--- Start ---
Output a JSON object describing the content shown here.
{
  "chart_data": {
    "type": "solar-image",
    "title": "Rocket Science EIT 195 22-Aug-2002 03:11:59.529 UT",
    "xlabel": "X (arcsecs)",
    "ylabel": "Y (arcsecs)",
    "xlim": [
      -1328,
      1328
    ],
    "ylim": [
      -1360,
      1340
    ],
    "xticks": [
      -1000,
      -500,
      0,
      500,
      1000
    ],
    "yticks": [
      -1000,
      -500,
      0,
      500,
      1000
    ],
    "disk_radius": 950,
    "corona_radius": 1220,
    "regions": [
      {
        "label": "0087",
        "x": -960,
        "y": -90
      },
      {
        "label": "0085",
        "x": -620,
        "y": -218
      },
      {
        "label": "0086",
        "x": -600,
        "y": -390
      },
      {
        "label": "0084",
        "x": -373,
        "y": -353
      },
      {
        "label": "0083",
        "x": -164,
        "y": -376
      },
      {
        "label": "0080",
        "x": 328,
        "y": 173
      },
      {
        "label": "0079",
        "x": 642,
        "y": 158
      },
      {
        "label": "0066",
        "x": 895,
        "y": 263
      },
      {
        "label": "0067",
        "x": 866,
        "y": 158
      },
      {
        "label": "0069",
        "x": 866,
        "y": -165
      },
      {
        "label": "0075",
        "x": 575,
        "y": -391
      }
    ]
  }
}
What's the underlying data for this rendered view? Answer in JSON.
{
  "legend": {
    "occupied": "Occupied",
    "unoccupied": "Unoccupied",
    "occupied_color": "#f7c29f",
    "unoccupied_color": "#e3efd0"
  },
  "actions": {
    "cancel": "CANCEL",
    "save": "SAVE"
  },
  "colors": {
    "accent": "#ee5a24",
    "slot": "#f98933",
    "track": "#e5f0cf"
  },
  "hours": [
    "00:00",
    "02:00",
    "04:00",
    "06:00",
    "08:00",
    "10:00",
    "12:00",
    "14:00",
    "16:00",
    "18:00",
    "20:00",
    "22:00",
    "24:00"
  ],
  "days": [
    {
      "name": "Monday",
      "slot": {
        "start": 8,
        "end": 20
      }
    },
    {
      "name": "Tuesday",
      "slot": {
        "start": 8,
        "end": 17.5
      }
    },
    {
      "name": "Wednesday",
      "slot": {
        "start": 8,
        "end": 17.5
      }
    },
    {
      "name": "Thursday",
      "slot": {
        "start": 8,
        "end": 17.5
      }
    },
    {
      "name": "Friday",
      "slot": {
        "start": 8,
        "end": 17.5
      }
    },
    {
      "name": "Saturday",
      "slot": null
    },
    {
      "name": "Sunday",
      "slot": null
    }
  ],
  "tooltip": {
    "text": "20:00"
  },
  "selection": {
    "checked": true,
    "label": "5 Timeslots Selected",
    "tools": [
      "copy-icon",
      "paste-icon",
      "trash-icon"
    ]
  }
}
--- End ---
[Instruction]: Copy every line in the listing above where the string "name" turns up.

[Task response]:
      "name": "Monday",
      "name": "Tuesday",
      "name": "Wednesday",
      "name": "Thursday",
      "name": "Friday",
      "name": "Saturday",
      "name": "Sunday",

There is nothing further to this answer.